Each record that follows should be repeated exactly, minus any images.

:::::

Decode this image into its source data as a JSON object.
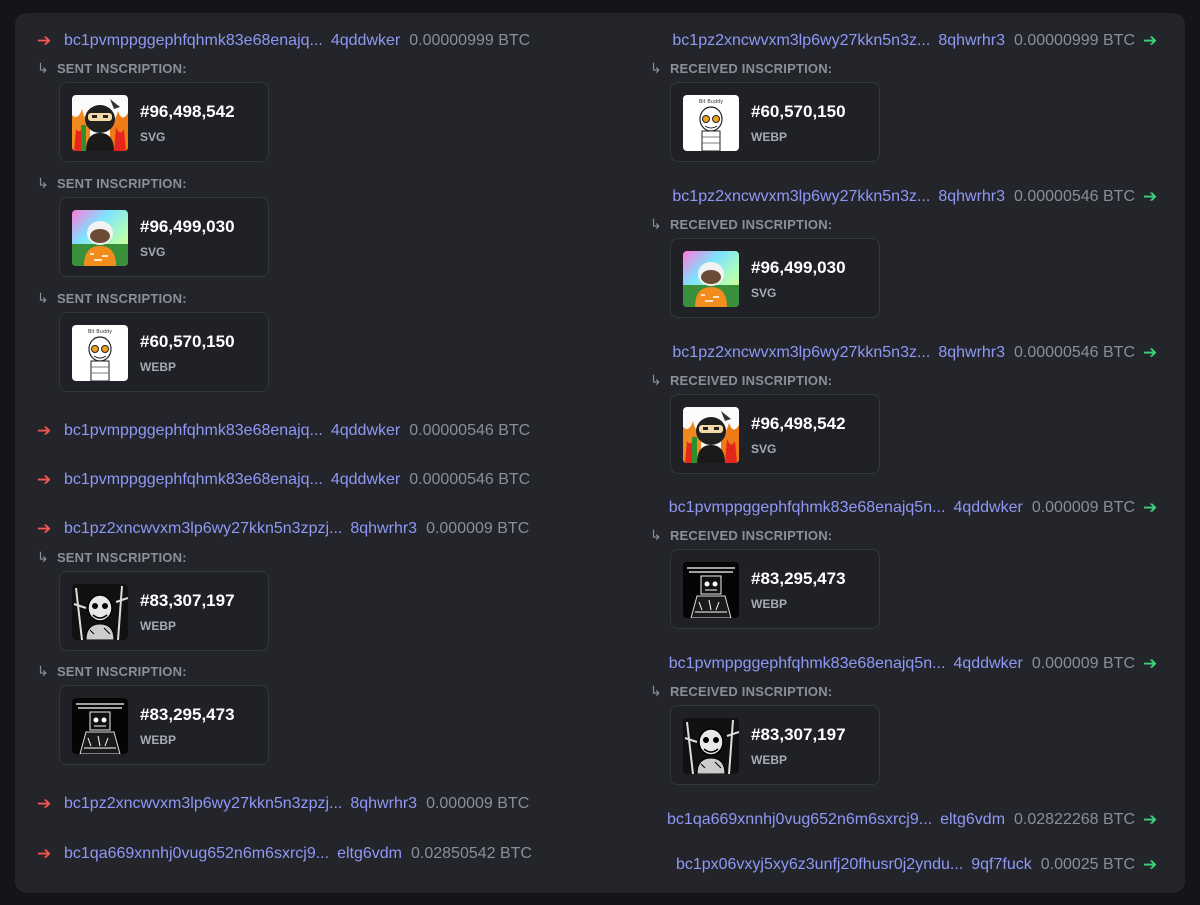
{
  "inputs": [
    {
      "address": "bc1pvmppggephfqhmk83e68enajq...",
      "address_tail": "4qddwker",
      "amount": "0.00000999 BTC",
      "inscriptions": [
        {
          "label": "SENT INSCRIPTION:",
          "number": "#96,498,542",
          "type": "SVG",
          "thumb": "ninja"
        },
        {
          "label": "SENT INSCRIPTION:",
          "number": "#96,499,030",
          "type": "SVG",
          "thumb": "rainbow"
        },
        {
          "label": "SENT INSCRIPTION:",
          "number": "#60,570,150",
          "type": "WEBP",
          "thumb": "sketch"
        }
      ]
    },
    {
      "address": "bc1pvmppggephfqhmk83e68enajq...",
      "address_tail": "4qddwker",
      "amount": "0.00000546 BTC",
      "inscriptions": []
    },
    {
      "address": "bc1pvmppggephfqhmk83e68enajq...",
      "address_tail": "4qddwker",
      "amount": "0.00000546 BTC",
      "inscriptions": []
    },
    {
      "address": "bc1pz2xncwvxm3lp6wy27kkn5n3zpzj...",
      "address_tail": "8qhwrhr3",
      "amount": "0.000009 BTC",
      "inscriptions": [
        {
          "label": "SENT INSCRIPTION:",
          "number": "#83,307,197",
          "type": "WEBP",
          "thumb": "bw-face"
        },
        {
          "label": "SENT INSCRIPTION:",
          "number": "#83,295,473",
          "type": "WEBP",
          "thumb": "bw-dark"
        }
      ]
    },
    {
      "address": "bc1pz2xncwvxm3lp6wy27kkn5n3zpzj...",
      "address_tail": "8qhwrhr3",
      "amount": "0.000009 BTC",
      "inscriptions": []
    },
    {
      "address": "bc1qa669xnnhj0vug652n6m6sxrcj9...",
      "address_tail": "eltg6vdm",
      "amount": "0.02850542 BTC",
      "inscriptions": []
    }
  ],
  "outputs": [
    {
      "address": "bc1pz2xncwvxm3lp6wy27kkn5n3z...",
      "address_tail": "8qhwrhr3",
      "amount": "0.00000999 BTC",
      "inscriptions": [
        {
          "label": "RECEIVED INSCRIPTION:",
          "number": "#60,570,150",
          "type": "WEBP",
          "thumb": "sketch"
        }
      ]
    },
    {
      "address": "bc1pz2xncwvxm3lp6wy27kkn5n3z...",
      "address_tail": "8qhwrhr3",
      "amount": "0.00000546 BTC",
      "inscriptions": [
        {
          "label": "RECEIVED INSCRIPTION:",
          "number": "#96,499,030",
          "type": "SVG",
          "thumb": "rainbow"
        }
      ]
    },
    {
      "address": "bc1pz2xncwvxm3lp6wy27kkn5n3z...",
      "address_tail": "8qhwrhr3",
      "amount": "0.00000546 BTC",
      "inscriptions": [
        {
          "label": "RECEIVED INSCRIPTION:",
          "number": "#96,498,542",
          "type": "SVG",
          "thumb": "ninja"
        }
      ]
    },
    {
      "address": "bc1pvmppggephfqhmk83e68enajq5n...",
      "address_tail": "4qddwker",
      "amount": "0.000009 BTC",
      "inscriptions": [
        {
          "label": "RECEIVED INSCRIPTION:",
          "number": "#83,295,473",
          "type": "WEBP",
          "thumb": "bw-dark"
        }
      ]
    },
    {
      "address": "bc1pvmppggephfqhmk83e68enajq5n...",
      "address_tail": "4qddwker",
      "amount": "0.000009 BTC",
      "inscriptions": [
        {
          "label": "RECEIVED INSCRIPTION:",
          "number": "#83,307,197",
          "type": "WEBP",
          "thumb": "bw-face"
        }
      ]
    },
    {
      "address": "bc1qa669xnnhj0vug652n6m6sxrcj9...",
      "address_tail": "eltg6vdm",
      "amount": "0.02822268 BTC",
      "inscriptions": []
    },
    {
      "address": "bc1px06vxyj5xy6z3unfj20fhusr0j2yndu...",
      "address_tail": "9qf7fuck",
      "amount": "0.00025 BTC",
      "inscriptions": []
    }
  ],
  "icons": {
    "input_arrow": "arrow-right-icon",
    "output_arrow": "arrow-right-icon",
    "inscription_hook": "return-hook-icon"
  },
  "colors": {
    "address": "#8f98f5",
    "sent_arrow": "#f2554f",
    "received_arrow": "#3fd07a",
    "amount": "#8a8e99"
  }
}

:::::

→ Answer to the problem
Decode this image into its source data as a JSON object.
{
  "inputs": [
    {
      "address": "bc1pvmppggephfqhmk83e68enajq...",
      "address_tail": "4qddwker",
      "amount": "0.00000999 BTC",
      "inscriptions": [
        {
          "label": "SENT INSCRIPTION:",
          "number": "#96,498,542",
          "type": "SVG",
          "thumb": "ninja"
        },
        {
          "label": "SENT INSCRIPTION:",
          "number": "#96,499,030",
          "type": "SVG",
          "thumb": "rainbow"
        },
        {
          "label": "SENT INSCRIPTION:",
          "number": "#60,570,150",
          "type": "WEBP",
          "thumb": "sketch"
        }
      ]
    },
    {
      "address": "bc1pvmppggephfqhmk83e68enajq...",
      "address_tail": "4qddwker",
      "amount": "0.00000546 BTC",
      "inscriptions": []
    },
    {
      "address": "bc1pvmppggephfqhmk83e68enajq...",
      "address_tail": "4qddwker",
      "amount": "0.00000546 BTC",
      "inscriptions": []
    },
    {
      "address": "bc1pz2xncwvxm3lp6wy27kkn5n3zpzj...",
      "address_tail": "8qhwrhr3",
      "amount": "0.000009 BTC",
      "inscriptions": [
        {
          "label": "SENT INSCRIPTION:",
          "number": "#83,307,197",
          "type": "WEBP",
          "thumb": "bw-face"
        },
        {
          "label": "SENT INSCRIPTION:",
          "number": "#83,295,473",
          "type": "WEBP",
          "thumb": "bw-dark"
        }
      ]
    },
    {
      "address": "bc1pz2xncwvxm3lp6wy27kkn5n3zpzj...",
      "address_tail": "8qhwrhr3",
      "amount": "0.000009 BTC",
      "inscriptions": []
    },
    {
      "address": "bc1qa669xnnhj0vug652n6m6sxrcj9...",
      "address_tail": "eltg6vdm",
      "amount": "0.02850542 BTC",
      "inscriptions": []
    }
  ],
  "outputs": [
    {
      "address": "bc1pz2xncwvxm3lp6wy27kkn5n3z...",
      "address_tail": "8qhwrhr3",
      "amount": "0.00000999 BTC",
      "inscriptions": [
        {
          "label": "RECEIVED INSCRIPTION:",
          "number": "#60,570,150",
          "type": "WEBP",
          "thumb": "sketch"
        }
      ]
    },
    {
      "address": "bc1pz2xncwvxm3lp6wy27kkn5n3z...",
      "address_tail": "8qhwrhr3",
      "amount": "0.00000546 BTC",
      "inscriptions": [
        {
          "label": "RECEIVED INSCRIPTION:",
          "number": "#96,499,030",
          "type": "SVG",
          "thumb": "rainbow"
        }
      ]
    },
    {
      "address": "bc1pz2xncwvxm3lp6wy27kkn5n3z...",
      "address_tail": "8qhwrhr3",
      "amount": "0.00000546 BTC",
      "inscriptions": [
        {
          "label": "RECEIVED INSCRIPTION:",
          "number": "#96,498,542",
          "type": "SVG",
          "thumb": "ninja"
        }
      ]
    },
    {
      "address": "bc1pvmppggephfqhmk83e68enajq5n...",
      "address_tail": "4qddwker",
      "amount": "0.000009 BTC",
      "inscriptions": [
        {
          "label": "RECEIVED INSCRIPTION:",
          "number": "#83,295,473",
          "type": "WEBP",
          "thumb": "bw-dark"
        }
      ]
    },
    {
      "address": "bc1pvmppggephfqhmk83e68enajq5n...",
      "address_tail": "4qddwker",
      "amount": "0.000009 BTC",
      "inscriptions": [
        {
          "label": "RECEIVED INSCRIPTION:",
          "number": "#83,307,197",
          "type": "WEBP",
          "thumb": "bw-face"
        }
      ]
    },
    {
      "address": "bc1qa669xnnhj0vug652n6m6sxrcj9...",
      "address_tail": "eltg6vdm",
      "amount": "0.02822268 BTC",
      "inscriptions": []
    },
    {
      "address": "bc1px06vxyj5xy6z3unfj20fhusr0j2yndu...",
      "address_tail": "9qf7fuck",
      "amount": "0.00025 BTC",
      "inscriptions": []
    }
  ],
  "icons": {
    "input_arrow": "arrow-right-icon",
    "output_arrow": "arrow-right-icon",
    "inscription_hook": "return-hook-icon"
  },
  "colors": {
    "address": "#8f98f5",
    "sent_arrow": "#f2554f",
    "received_arrow": "#3fd07a",
    "amount": "#8a8e99"
  }
}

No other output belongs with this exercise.